Report how many lines of these entries hold the string "grid"; reply with the number alone.

[START OF MATERIAL PROVIDED]

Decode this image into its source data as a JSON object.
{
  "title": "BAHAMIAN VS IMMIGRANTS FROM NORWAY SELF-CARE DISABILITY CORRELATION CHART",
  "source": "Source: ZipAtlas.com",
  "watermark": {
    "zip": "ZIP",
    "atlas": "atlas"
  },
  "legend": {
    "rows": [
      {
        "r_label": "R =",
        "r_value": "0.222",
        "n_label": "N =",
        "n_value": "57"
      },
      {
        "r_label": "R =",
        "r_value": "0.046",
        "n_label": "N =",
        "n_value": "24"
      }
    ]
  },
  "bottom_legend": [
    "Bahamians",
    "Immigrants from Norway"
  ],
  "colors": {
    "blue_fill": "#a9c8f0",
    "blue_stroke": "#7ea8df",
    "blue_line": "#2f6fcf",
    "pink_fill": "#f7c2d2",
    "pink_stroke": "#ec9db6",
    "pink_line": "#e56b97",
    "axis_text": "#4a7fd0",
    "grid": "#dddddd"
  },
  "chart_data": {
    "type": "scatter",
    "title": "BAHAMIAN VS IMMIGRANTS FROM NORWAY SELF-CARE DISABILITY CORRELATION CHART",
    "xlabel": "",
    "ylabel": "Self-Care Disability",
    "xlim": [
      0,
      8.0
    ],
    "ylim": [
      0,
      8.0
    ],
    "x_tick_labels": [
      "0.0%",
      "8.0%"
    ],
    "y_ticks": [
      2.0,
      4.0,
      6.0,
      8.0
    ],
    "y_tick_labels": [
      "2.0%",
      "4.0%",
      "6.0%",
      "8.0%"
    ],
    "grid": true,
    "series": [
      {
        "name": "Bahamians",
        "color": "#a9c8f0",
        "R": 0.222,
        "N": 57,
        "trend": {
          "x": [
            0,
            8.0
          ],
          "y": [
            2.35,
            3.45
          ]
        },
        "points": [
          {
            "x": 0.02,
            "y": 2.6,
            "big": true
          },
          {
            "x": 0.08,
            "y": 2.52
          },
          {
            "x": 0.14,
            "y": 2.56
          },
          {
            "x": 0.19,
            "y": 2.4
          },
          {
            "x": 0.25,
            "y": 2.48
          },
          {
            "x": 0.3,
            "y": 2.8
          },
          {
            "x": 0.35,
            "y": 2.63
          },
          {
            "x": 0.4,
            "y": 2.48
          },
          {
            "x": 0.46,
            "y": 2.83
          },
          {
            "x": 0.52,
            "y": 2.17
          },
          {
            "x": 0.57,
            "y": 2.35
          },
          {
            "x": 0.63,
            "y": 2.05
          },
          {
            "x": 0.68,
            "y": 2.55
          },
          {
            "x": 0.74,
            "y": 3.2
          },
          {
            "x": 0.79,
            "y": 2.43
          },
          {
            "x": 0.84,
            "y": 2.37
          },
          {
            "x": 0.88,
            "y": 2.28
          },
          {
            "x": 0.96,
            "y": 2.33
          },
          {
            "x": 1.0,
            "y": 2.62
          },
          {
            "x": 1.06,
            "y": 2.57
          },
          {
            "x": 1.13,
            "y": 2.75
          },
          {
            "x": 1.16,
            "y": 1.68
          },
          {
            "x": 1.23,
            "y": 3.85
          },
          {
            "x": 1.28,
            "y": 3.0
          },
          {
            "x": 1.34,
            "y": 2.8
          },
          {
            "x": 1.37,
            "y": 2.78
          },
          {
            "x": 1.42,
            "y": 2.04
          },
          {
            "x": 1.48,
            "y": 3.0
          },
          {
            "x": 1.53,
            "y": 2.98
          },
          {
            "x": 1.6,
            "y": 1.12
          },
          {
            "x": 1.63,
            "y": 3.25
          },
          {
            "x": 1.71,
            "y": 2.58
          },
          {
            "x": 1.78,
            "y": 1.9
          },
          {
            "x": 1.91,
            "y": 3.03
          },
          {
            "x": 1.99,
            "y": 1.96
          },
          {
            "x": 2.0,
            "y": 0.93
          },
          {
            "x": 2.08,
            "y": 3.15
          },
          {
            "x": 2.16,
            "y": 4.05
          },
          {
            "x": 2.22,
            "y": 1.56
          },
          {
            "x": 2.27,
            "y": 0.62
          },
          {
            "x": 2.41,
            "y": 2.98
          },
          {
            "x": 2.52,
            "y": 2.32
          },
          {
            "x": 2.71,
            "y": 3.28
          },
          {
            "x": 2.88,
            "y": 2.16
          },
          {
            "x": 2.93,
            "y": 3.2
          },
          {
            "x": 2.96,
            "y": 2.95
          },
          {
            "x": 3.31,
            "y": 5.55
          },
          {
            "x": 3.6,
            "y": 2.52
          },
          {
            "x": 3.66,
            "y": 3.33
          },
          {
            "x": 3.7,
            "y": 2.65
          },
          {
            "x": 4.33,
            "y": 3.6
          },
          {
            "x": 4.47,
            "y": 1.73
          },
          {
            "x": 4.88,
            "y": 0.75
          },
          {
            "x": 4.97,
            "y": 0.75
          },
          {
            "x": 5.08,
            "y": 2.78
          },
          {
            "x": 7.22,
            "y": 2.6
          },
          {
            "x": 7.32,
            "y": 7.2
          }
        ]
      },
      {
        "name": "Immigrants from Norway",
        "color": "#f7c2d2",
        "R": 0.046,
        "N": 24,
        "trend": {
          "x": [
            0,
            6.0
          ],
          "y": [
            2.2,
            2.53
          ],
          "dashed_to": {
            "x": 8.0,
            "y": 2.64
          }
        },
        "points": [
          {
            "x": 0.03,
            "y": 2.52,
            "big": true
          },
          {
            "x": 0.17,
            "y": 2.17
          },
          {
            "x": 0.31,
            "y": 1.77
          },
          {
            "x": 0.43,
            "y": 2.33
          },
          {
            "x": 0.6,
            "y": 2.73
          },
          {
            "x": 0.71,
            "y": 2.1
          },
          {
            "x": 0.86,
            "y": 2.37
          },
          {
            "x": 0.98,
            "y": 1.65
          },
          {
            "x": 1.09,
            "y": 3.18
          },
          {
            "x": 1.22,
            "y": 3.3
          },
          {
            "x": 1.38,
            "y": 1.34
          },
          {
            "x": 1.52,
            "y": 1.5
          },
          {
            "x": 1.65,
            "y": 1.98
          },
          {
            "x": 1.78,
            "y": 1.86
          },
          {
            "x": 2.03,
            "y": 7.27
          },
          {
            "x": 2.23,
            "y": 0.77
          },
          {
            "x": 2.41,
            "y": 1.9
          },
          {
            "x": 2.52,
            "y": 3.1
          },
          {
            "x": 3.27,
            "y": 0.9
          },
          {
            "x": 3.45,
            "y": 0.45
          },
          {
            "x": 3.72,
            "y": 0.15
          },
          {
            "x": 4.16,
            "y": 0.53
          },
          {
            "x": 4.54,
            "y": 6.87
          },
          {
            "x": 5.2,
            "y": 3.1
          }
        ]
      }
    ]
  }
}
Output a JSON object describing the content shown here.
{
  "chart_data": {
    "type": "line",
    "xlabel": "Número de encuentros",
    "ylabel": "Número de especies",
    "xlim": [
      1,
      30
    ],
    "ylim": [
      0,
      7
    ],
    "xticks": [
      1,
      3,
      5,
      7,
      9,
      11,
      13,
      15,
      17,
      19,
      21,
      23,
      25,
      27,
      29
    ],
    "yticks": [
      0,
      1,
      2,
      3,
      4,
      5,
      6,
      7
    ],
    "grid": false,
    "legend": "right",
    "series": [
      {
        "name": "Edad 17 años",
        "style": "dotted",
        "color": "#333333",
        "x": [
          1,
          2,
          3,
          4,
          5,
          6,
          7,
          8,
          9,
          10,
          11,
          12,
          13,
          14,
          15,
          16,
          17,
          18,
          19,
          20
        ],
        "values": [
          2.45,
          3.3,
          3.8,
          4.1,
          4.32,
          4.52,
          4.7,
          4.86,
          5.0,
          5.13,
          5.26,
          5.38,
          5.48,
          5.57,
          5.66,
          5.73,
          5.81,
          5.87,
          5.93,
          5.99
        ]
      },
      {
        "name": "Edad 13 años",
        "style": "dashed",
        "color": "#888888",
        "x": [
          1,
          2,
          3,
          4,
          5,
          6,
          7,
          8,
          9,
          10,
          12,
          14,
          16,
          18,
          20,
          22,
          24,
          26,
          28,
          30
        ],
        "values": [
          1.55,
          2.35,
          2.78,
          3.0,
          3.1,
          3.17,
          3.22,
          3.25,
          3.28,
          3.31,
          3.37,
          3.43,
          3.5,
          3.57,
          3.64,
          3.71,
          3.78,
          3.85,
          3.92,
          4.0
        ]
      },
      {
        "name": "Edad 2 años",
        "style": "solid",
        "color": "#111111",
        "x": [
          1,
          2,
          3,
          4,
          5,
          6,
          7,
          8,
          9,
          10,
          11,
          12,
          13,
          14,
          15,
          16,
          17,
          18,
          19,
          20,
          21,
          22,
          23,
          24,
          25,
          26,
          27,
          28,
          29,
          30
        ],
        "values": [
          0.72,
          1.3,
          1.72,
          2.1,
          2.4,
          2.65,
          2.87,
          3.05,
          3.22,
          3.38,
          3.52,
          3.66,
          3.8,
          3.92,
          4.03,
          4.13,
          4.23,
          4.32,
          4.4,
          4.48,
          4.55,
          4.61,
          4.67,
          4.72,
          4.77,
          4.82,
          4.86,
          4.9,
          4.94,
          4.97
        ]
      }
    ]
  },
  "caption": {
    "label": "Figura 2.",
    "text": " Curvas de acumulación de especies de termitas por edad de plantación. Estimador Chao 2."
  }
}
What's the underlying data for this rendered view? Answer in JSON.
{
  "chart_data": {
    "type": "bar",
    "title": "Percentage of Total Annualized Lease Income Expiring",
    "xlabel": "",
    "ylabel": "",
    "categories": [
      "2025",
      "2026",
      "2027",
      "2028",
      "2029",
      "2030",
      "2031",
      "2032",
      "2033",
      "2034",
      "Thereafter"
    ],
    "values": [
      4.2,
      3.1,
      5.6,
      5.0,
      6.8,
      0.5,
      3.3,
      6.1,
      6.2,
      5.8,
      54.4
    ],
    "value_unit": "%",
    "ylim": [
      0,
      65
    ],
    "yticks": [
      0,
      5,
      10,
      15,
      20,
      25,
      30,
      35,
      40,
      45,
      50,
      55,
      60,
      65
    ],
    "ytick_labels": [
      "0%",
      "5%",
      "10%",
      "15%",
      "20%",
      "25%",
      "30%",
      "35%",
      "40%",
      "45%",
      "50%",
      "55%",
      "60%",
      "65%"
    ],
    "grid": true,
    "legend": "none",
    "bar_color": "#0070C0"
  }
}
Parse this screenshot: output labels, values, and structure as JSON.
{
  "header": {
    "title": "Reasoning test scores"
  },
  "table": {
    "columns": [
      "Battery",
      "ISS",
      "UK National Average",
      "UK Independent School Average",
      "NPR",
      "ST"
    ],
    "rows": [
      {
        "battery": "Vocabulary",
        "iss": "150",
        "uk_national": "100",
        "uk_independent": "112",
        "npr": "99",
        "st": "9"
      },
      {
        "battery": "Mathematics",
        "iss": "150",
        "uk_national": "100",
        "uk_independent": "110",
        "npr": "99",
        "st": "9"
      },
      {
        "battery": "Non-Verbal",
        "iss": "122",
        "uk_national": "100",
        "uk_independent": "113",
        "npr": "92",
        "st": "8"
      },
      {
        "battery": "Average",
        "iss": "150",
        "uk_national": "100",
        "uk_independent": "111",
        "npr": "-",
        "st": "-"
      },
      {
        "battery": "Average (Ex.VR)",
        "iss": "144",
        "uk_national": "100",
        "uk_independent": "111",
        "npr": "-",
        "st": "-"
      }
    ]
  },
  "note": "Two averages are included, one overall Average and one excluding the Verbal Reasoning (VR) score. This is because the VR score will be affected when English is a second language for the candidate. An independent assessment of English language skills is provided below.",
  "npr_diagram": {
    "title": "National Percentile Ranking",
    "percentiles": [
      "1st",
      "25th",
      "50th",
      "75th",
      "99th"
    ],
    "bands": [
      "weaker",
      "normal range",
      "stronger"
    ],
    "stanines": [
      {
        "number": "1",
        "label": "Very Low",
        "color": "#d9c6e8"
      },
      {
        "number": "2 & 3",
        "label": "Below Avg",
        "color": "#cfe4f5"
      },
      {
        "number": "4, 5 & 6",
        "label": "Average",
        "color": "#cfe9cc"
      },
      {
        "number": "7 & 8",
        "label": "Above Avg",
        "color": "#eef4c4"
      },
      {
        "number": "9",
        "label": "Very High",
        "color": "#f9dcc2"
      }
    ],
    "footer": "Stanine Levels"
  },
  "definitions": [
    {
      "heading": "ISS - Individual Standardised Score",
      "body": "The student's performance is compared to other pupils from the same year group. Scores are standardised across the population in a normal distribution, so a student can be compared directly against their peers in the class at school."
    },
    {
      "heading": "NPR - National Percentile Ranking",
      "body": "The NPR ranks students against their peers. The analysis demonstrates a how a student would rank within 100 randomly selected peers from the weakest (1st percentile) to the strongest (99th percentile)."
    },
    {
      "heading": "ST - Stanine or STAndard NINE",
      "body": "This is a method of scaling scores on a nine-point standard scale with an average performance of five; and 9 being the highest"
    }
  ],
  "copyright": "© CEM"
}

[END OF MATERIAL PROVIDED]

## WRITTEN ANSWER
4